Problem statement -
Repeat verbatim each line from the line with "Read the values" to the end of the entries. Pictures do not belong in the copy.
═══ Records to use ═══
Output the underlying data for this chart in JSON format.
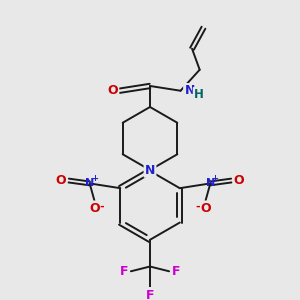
{
  "background_color": "#e8e8e8",
  "bond_color": "#1a1a1a",
  "atom_colors": {
    "O": "#cc0000",
    "N": "#2222cc",
    "H": "#006666",
    "F": "#cc00cc",
    "C": "#1a1a1a"
  },
  "figsize": [
    3.0,
    3.0
  ],
  "dpi": 100
}
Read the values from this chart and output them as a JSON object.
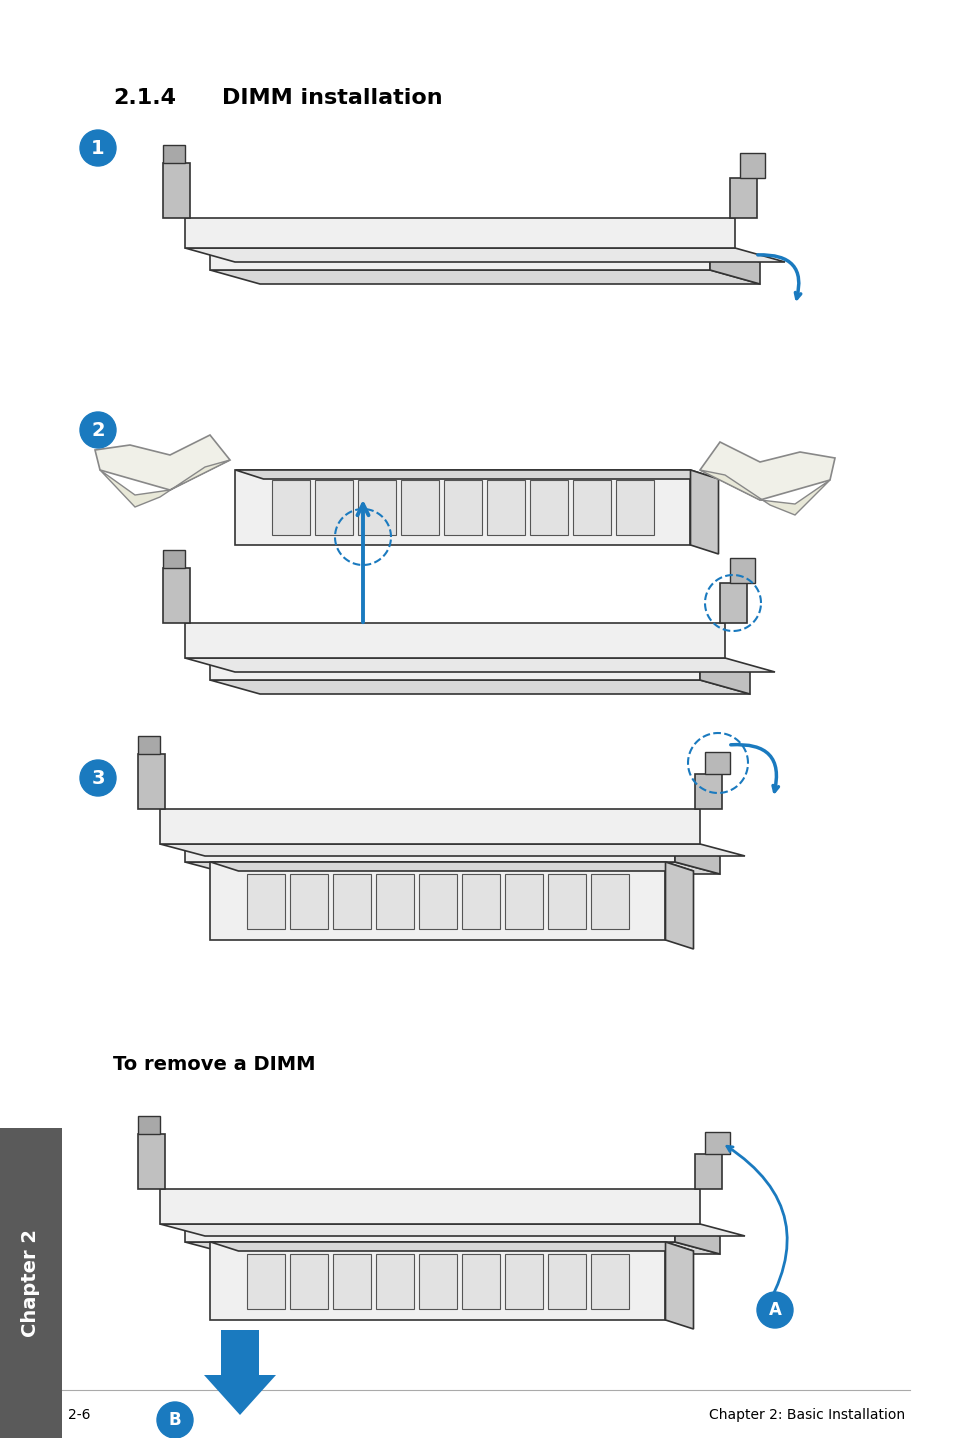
{
  "title_num": "2.1.4",
  "title_text": "DIMM installation",
  "bg_color": "#ffffff",
  "blue_color": "#1a7abf",
  "black_color": "#000000",
  "footer_left": "2-6",
  "footer_right": "Chapter 2: Basic Installation",
  "chapter_label": "Chapter 2",
  "sidebar_color": "#5a5a5a",
  "remove_label": "To remove a DIMM"
}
═══
Answer in full -
Read the values from this chart and output them as a JSON object.
{
  "title_num": "2.1.4",
  "title_text": "DIMM installation",
  "bg_color": "#ffffff",
  "blue_color": "#1a7abf",
  "black_color": "#000000",
  "footer_left": "2-6",
  "footer_right": "Chapter 2: Basic Installation",
  "chapter_label": "Chapter 2",
  "sidebar_color": "#5a5a5a",
  "remove_label": "To remove a DIMM"
}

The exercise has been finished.